=== SET EXERCISE ===
For each line in the data below that holds "Asociación", return a copy.

━━━ DATA SHOWN ━━━

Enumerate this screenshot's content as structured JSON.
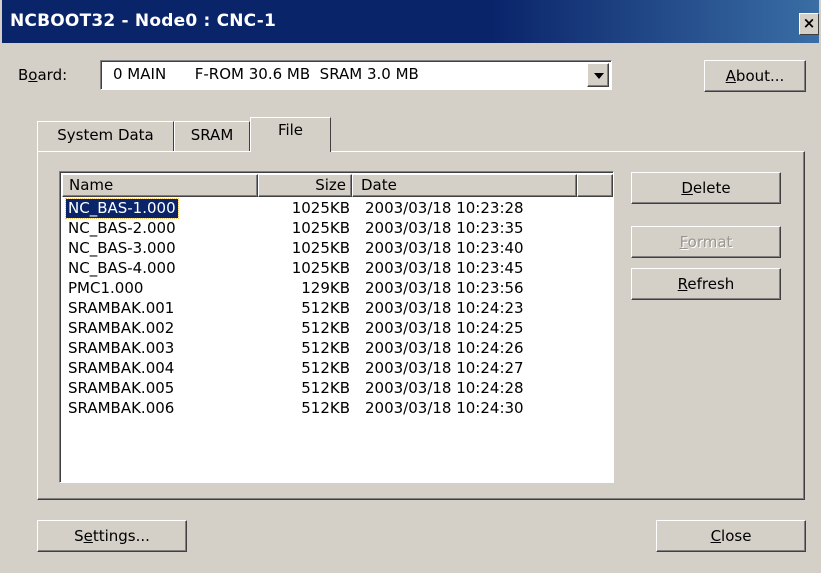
{
  "window": {
    "title": "NCBOOT32 - Node0 : CNC-1",
    "close_label": "×"
  },
  "board": {
    "label_pre": "B",
    "label_ul": "o",
    "label_post": "ard:",
    "value": "0 MAIN      F-ROM 30.6 MB  SRAM 3.0 MB"
  },
  "buttons": {
    "about_ul": "A",
    "about_rest": "bout...",
    "delete_ul": "D",
    "delete_rest": "elete",
    "format_ul": "F",
    "format_rest": "ormat",
    "refresh_ul": "R",
    "refresh_rest": "efresh",
    "settings_pre": "S",
    "settings_ul": "e",
    "settings_rest": "ttings...",
    "close_ul": "C",
    "close_rest": "lose"
  },
  "tabs": [
    "System Data",
    "SRAM",
    "File"
  ],
  "active_tab": "File",
  "list": {
    "columns": [
      "Name",
      "Size",
      "Date"
    ],
    "rows": [
      {
        "name": "NC_BAS-1.000",
        "size": "1025KB",
        "date": "2003/03/18 10:23:28"
      },
      {
        "name": "NC_BAS-2.000",
        "size": "1025KB",
        "date": "2003/03/18 10:23:35"
      },
      {
        "name": "NC_BAS-3.000",
        "size": "1025KB",
        "date": "2003/03/18 10:23:40"
      },
      {
        "name": "NC_BAS-4.000",
        "size": "1025KB",
        "date": "2003/03/18 10:23:45"
      },
      {
        "name": "PMC1.000",
        "size": "129KB",
        "date": "2003/03/18 10:23:56"
      },
      {
        "name": "SRAMBAK.001",
        "size": "512KB",
        "date": "2003/03/18 10:24:23"
      },
      {
        "name": "SRAMBAK.002",
        "size": "512KB",
        "date": "2003/03/18 10:24:25"
      },
      {
        "name": "SRAMBAK.003",
        "size": "512KB",
        "date": "2003/03/18 10:24:26"
      },
      {
        "name": "SRAMBAK.004",
        "size": "512KB",
        "date": "2003/03/18 10:24:27"
      },
      {
        "name": "SRAMBAK.005",
        "size": "512KB",
        "date": "2003/03/18 10:24:28"
      },
      {
        "name": "SRAMBAK.006",
        "size": "512KB",
        "date": "2003/03/18 10:24:30"
      }
    ],
    "selected_index": 0
  },
  "colors": {
    "title_bar": "#0a246a",
    "face": "#d4d0c8",
    "selection": "#0a246a"
  }
}
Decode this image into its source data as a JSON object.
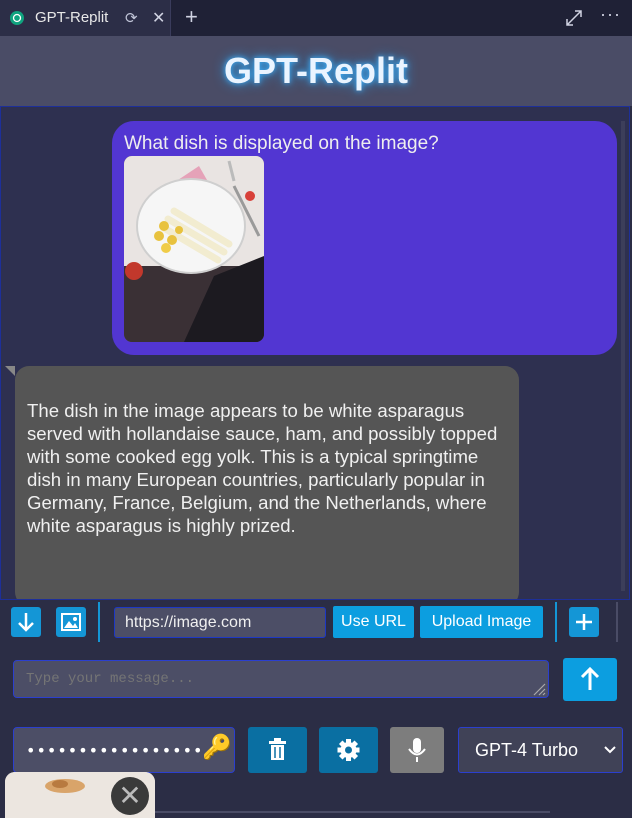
{
  "tab": {
    "title": "GPT-Replit",
    "refresh_glyph": "⟳",
    "close_glyph": "✕",
    "new_tab_glyph": "+",
    "more_glyph": "···"
  },
  "header": {
    "title": "GPT-Replit"
  },
  "chat": {
    "user_message": {
      "text": "What dish is displayed on the image?",
      "image_icon": "photo-asparagus-dish"
    },
    "assistant_message": {
      "text": "The dish in the image appears to be white asparagus served with hollandaise sauce, ham, and possibly topped with some cooked egg yolk. This is a typical springtime dish in many European countries, particularly popular in Germany, France, Belgium, and the Netherlands, where white asparagus is highly prized."
    }
  },
  "toolbar": {
    "url_value": "https://image.com",
    "use_url_label": "Use URL",
    "upload_label": "Upload Image"
  },
  "composer": {
    "placeholder": "Type your message..."
  },
  "settings": {
    "api_key_mask": "•••••••••••••••••",
    "model": "GPT-4 Turbo"
  },
  "colors": {
    "user_bubble": "#5236d2",
    "assistant_bubble": "#555555",
    "accent": "#0c9ee0",
    "background": "#2b2d45"
  }
}
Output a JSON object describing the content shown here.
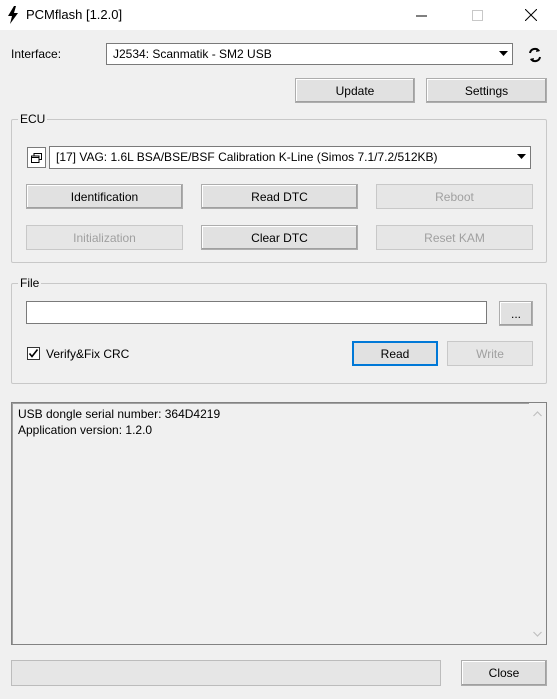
{
  "window": {
    "title": "PCMflash [1.2.0]"
  },
  "interface": {
    "label": "Interface:",
    "selected": "J2534: Scanmatik - SM2 USB"
  },
  "top_buttons": {
    "update": "Update",
    "settings": "Settings"
  },
  "ecu": {
    "group_title": "ECU",
    "selected": "[17] VAG: 1.6L BSA/BSE/BSF Calibration K-Line (Simos 7.1/7.2/512KB)",
    "buttons": {
      "identification": "Identification",
      "read_dtc": "Read DTC",
      "reboot": "Reboot",
      "initialization": "Initialization",
      "clear_dtc": "Clear DTC",
      "reset_kam": "Reset KAM"
    }
  },
  "file": {
    "group_title": "File",
    "path_value": "",
    "browse_label": "...",
    "verify_label": "Verify&Fix CRC",
    "verify_checked": true,
    "read_label": "Read",
    "write_label": "Write"
  },
  "log": {
    "lines": [
      "USB dongle serial number: 364D4219",
      "Application version: 1.2.0"
    ]
  },
  "progress": {
    "value": 0
  },
  "footer": {
    "close_label": "Close"
  },
  "icons": {
    "app": "lightning-icon",
    "refresh": "refresh-icon",
    "ecu_list": "window-list-icon"
  }
}
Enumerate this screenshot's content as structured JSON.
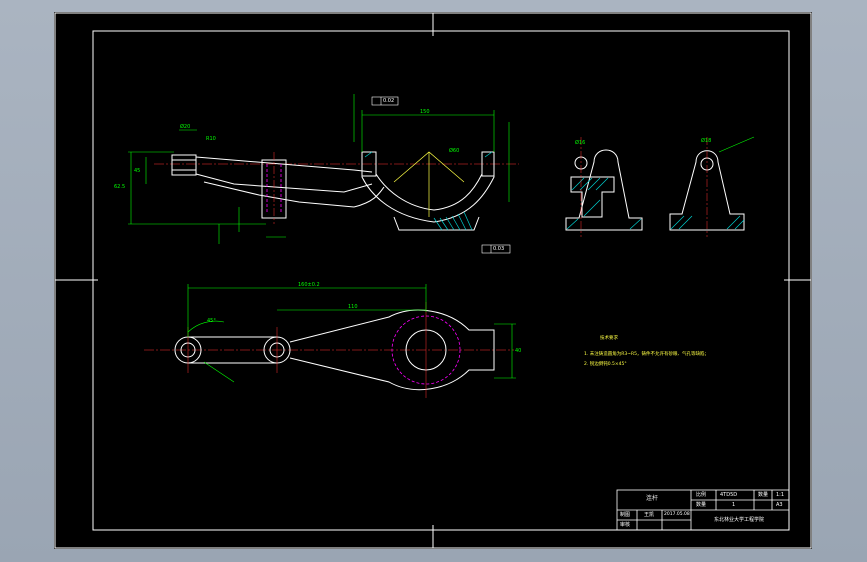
{
  "title_block": {
    "name": "连杆",
    "scale_label": "比例",
    "scale_value": "1:1",
    "qty_label": "数量",
    "qty_value": "1",
    "drawing_no": "4TD5D",
    "sheet": "A3",
    "designer_label": "制图",
    "designer": "王凯",
    "date": "2017.05.08",
    "reviewer_label": "审核",
    "school": "东北林业大学工程学院"
  },
  "tech_requirements": {
    "title": "技术要求",
    "items": [
      "1. 未注铸造圆角为R3~R5，铸件不允许有砂眼、气孔等缺陷；",
      "2. 锐边倒钝0.5×45°"
    ]
  },
  "dimensions": {
    "top_span": "150",
    "top_left_a": "Ø20",
    "top_left_b": "R10",
    "hub_dia": "Ø60",
    "left_height": "45",
    "overall_height": "62.5",
    "lower_span": "160±0.2",
    "lower_mid": "110",
    "lower_height": "40",
    "small_angle": "45°",
    "right_small_1": "Ø16",
    "right_small_2": "Ø18",
    "tol_box_1": "0.02",
    "tol_box_2": "0.03"
  },
  "colors": {
    "outline": "#ffffff",
    "dimension": "#00ff00",
    "center": "#ff3030",
    "hidden": "#ff00ff",
    "hatch": "#00d0d0",
    "annotation": "#ffff44"
  }
}
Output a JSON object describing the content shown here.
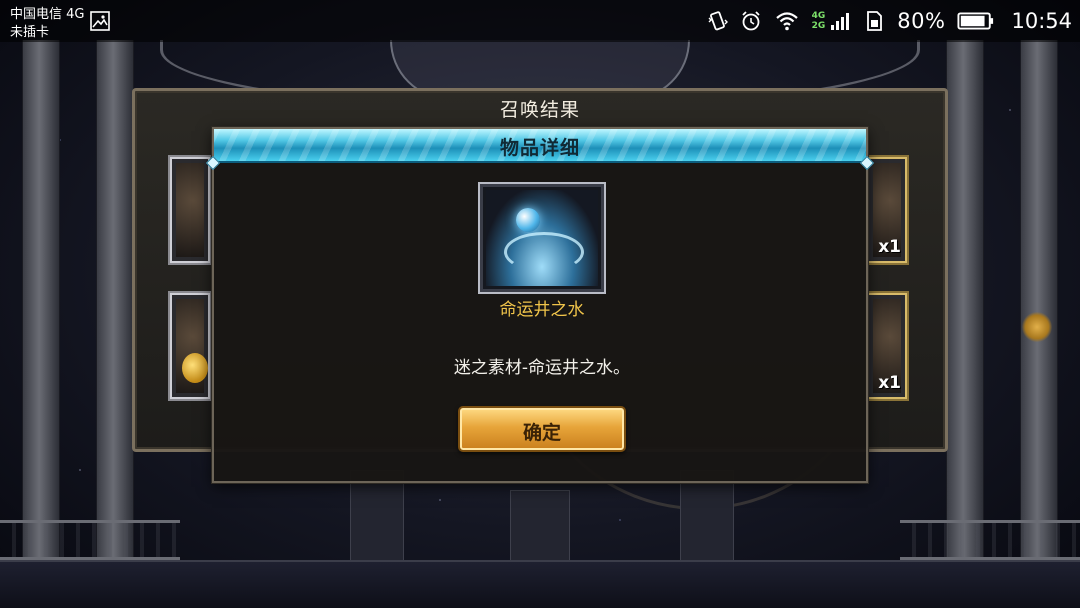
{
  "status_bar": {
    "carrier": "中国电信 4G",
    "sim_status": "未插卡",
    "network_tags": [
      "4G",
      "2G"
    ],
    "battery_percent": "80%",
    "time": "10:54",
    "icons": [
      "image-icon",
      "vibrate-icon",
      "alarm-icon",
      "wifi-icon",
      "signal-icon",
      "sim-icon",
      "battery-icon"
    ]
  },
  "summon_panel": {
    "title": "召唤结果",
    "slots": [
      {
        "quantity": ""
      },
      {
        "quantity": "x1"
      },
      {
        "quantity": ""
      },
      {
        "quantity": "x1"
      }
    ]
  },
  "item_detail": {
    "title": "物品详细",
    "item_name": "命运井之水",
    "item_icon": "water-splash-icon",
    "description": "迷之素材-命运井之水。",
    "confirm_label": "确定"
  },
  "colors": {
    "header_cyan": "#52c8e6",
    "item_name_gold": "#f0c44a",
    "button_orange": "#e7a53a"
  }
}
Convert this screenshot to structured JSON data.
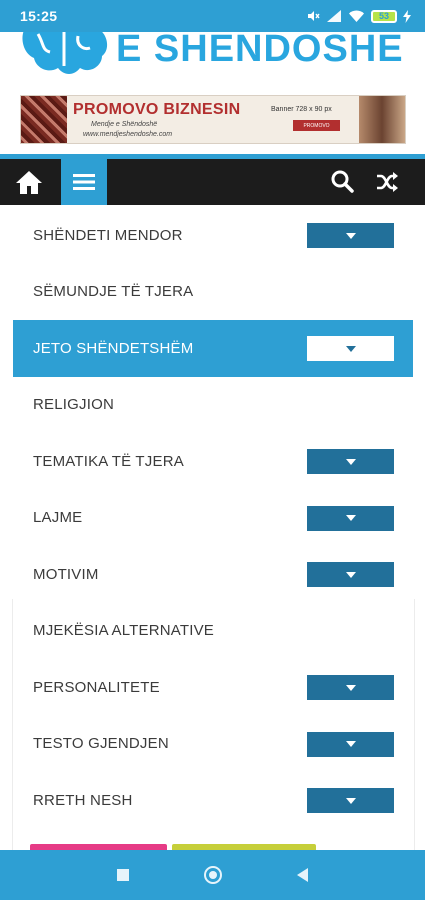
{
  "status_bar": {
    "time": "15:25",
    "battery": "53",
    "icons": [
      "mute-icon",
      "signal-icon",
      "wifi-icon",
      "battery-icon",
      "charging-icon"
    ]
  },
  "header": {
    "logo_text": "E SHENDOSHE",
    "logo_icon": "brain-icon"
  },
  "banner": {
    "title": "PROMOVO BIZNESIN",
    "subtitle": "Mendje e Shëndoshë",
    "site": "www.mendjeshendoshe.com",
    "size_text": "Banner 728 x 90 px",
    "button_label": "PROMOVO"
  },
  "navbar": {
    "icons": [
      "home-icon",
      "menu-icon",
      "search-icon",
      "shuffle-icon"
    ]
  },
  "menu": {
    "items": [
      {
        "label": "SHËNDETI MENDOR",
        "has_dropdown": true,
        "active": false
      },
      {
        "label": "SËMUNDJE TË TJERA",
        "has_dropdown": false,
        "active": false
      },
      {
        "label": "JETO SHËNDETSHËM",
        "has_dropdown": true,
        "active": true
      },
      {
        "label": "RELIGJION",
        "has_dropdown": false,
        "active": false
      },
      {
        "label": "TEMATIKA TË TJERA",
        "has_dropdown": true,
        "active": false
      },
      {
        "label": "LAJME",
        "has_dropdown": true,
        "active": false
      },
      {
        "label": "MOTIVIM",
        "has_dropdown": true,
        "active": false
      },
      {
        "label": "MJEKËSIA ALTERNATIVE",
        "has_dropdown": false,
        "active": false
      },
      {
        "label": "PERSONALITETE",
        "has_dropdown": true,
        "active": false
      },
      {
        "label": "TESTO GJENDJEN",
        "has_dropdown": true,
        "active": false
      },
      {
        "label": "RRETH NESH",
        "has_dropdown": true,
        "active": false
      }
    ]
  },
  "colors": {
    "accent": "#2e9fd3",
    "dark_nav": "#1c1c1c",
    "toggle": "#22709a",
    "text": "#3b3b3b",
    "pink": "#e63b86",
    "lime": "#c6cf3a"
  },
  "bottom_nav": {
    "icons": [
      "recent-apps-icon",
      "home-circle-icon",
      "back-icon"
    ]
  }
}
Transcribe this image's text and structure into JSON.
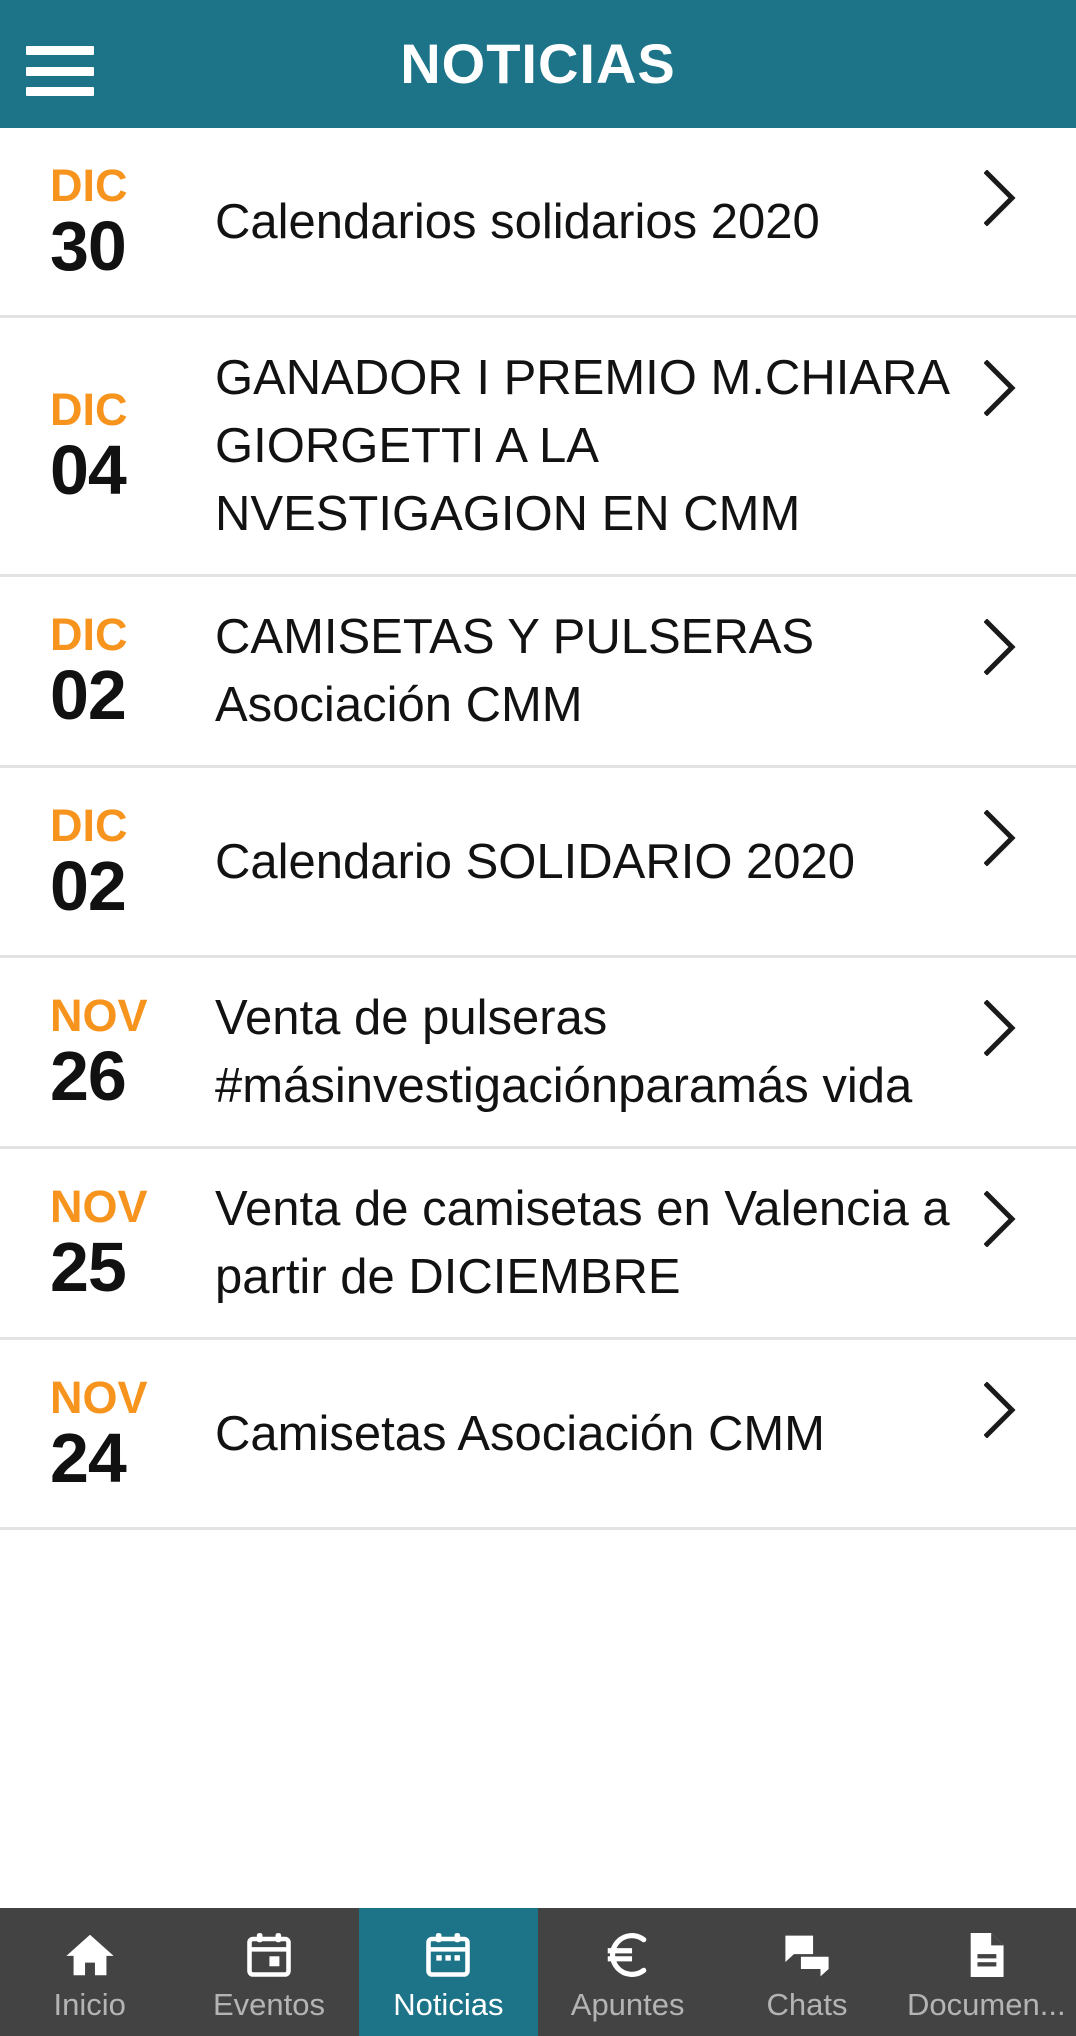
{
  "header": {
    "title": "NOTICIAS",
    "menu_icon": "hamburger-menu-icon",
    "background_color": "#1d7489"
  },
  "theme": {
    "accent_teal": "#1d7489",
    "accent_orange": "#f7941e",
    "nav_background": "#434343",
    "nav_inactive_label": "#b4b4b4",
    "divider": "#e3e3e3"
  },
  "news": {
    "items": [
      {
        "month": "DIC",
        "day": "30",
        "title": "Calendarios solidarios 2020",
        "chevron": "chevron-right-icon"
      },
      {
        "month": "DIC",
        "day": "04",
        "title": "GANADOR I PREMIO M.CHIARA GIORGETTI A LA NVESTIGAGION EN CMM",
        "chevron": "chevron-right-icon"
      },
      {
        "month": "DIC",
        "day": "02",
        "title": "CAMISETAS Y PULSERAS Asociación CMM",
        "chevron": "chevron-right-icon"
      },
      {
        "month": "DIC",
        "day": "02",
        "title": "Calendario SOLIDARIO 2020",
        "chevron": "chevron-right-icon"
      },
      {
        "month": "NOV",
        "day": "26",
        "title": "Venta de pulseras #másinvestigaciónparamás vida",
        "chevron": "chevron-right-icon"
      },
      {
        "month": "NOV",
        "day": "25",
        "title": "Venta de camisetas en Valencia a partir de DICIEMBRE",
        "chevron": "chevron-right-icon"
      },
      {
        "month": "NOV",
        "day": "24",
        "title": "Camisetas Asociación CMM",
        "chevron": "chevron-right-icon"
      }
    ]
  },
  "bottom_nav": {
    "items": [
      {
        "label": "Inicio",
        "icon": "home-icon",
        "active": false
      },
      {
        "label": "Eventos",
        "icon": "calendar-icon",
        "active": false
      },
      {
        "label": "Noticias",
        "icon": "calendar-news-icon",
        "active": true
      },
      {
        "label": "Apuntes",
        "icon": "euro-icon",
        "active": false
      },
      {
        "label": "Chats",
        "icon": "chat-bubbles-icon",
        "active": false
      },
      {
        "label": "Documen...",
        "icon": "document-icon",
        "active": false
      }
    ]
  }
}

━━━

=== FINAL RESULT ===
        "title": "CAMISETAS Y PULSERAS Asociación CMM",
        "title": "Camisetas Asociación CMM",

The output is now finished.